_What the task requires_. Output the data below in full, character for character.

[Recorded data]
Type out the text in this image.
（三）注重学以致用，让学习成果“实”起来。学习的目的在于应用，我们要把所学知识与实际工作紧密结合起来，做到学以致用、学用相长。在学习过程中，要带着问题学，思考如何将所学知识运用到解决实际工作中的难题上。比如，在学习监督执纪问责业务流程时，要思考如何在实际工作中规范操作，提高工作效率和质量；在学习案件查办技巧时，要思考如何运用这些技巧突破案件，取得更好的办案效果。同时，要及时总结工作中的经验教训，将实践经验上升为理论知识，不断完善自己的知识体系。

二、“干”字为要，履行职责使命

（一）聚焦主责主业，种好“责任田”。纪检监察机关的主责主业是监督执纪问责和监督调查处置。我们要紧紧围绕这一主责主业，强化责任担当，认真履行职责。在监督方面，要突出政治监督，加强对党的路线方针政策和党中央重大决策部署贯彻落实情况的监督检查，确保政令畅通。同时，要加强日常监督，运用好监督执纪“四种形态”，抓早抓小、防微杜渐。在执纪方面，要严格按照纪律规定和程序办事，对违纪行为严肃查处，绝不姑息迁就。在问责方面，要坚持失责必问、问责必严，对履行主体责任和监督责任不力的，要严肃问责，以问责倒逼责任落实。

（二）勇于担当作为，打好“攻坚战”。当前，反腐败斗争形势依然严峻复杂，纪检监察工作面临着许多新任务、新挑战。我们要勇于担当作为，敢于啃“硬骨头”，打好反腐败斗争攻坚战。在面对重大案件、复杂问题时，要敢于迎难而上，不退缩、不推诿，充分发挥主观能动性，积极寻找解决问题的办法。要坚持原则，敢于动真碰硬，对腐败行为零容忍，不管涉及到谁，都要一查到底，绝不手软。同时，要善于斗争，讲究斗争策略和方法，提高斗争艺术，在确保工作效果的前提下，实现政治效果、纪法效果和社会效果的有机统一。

_Exercise solution_.
Type out the text in this image.
（三）注重学以致用，让学习成果“实”起来。学习的目的在于应用，我们要把所学知识与实际工作紧密结合起来，做到学以致用、学用相长。在学习过程中，要带着问题学，思考如何将所学知识运用到解决实际工作中的难题上。比如，在学习监督执纪问责业务流程时，要思考如何在实际工作中规范操作，提高工作效率和质量；在学习案件查办技巧时，要思考如何运用这些技巧突破案件，取得更好的办案效果。同时，要及时总结工作中的经验教训，将实践经验上升为理论知识，不断完善自己的知识体系。

二、“干”字为要，履行职责使命

（一）聚焦主责主业，种好“责任田”。纪检监察机关的主责主业是监督执纪问责和监督调查处置。我们要紧紧围绕这一主责主业，强化责任担当，认真履行职责。在监督方面，要突出政治监督，加强对党的路线方针政策和党中央重大决策部署贯彻落实情况的监督检查，确保政令畅通。同时，要加强日常监督，运用好监督执纪“四种形态”，抓早抓小、防微杜渐。在执纪方面，要严格按照纪律规定和程序办事，对违纪行为严肃查处，绝不姑息迁就。在问责方面，要坚持失责必问、问责必严，对履行主体责任和监督责任不力的，要严肃问责，以问责倒逼责任落实。

（二）勇于担当作为，打好“攻坚战”。当前，反腐败斗争形势依然严峻复杂，纪检监察工作面临着许多新任务、新挑战。我们要勇于担当作为，敢于啃“硬骨头”，打好反腐败斗争攻坚战。在面对重大案件、复杂问题时，要敢于迎难而上，不退缩、不推诿，充分发挥主观能动性，积极寻找解决问题的办法。要坚持原则，敢于动真碰硬，对腐败行为零容忍，不管涉及到谁，都要一查到底，绝不手软。同时，要善于斗争，讲究斗争策略和方法，提高斗争艺术，在确保工作效果的前提下，实现政治效果、纪法效果和社会效果的有机统一。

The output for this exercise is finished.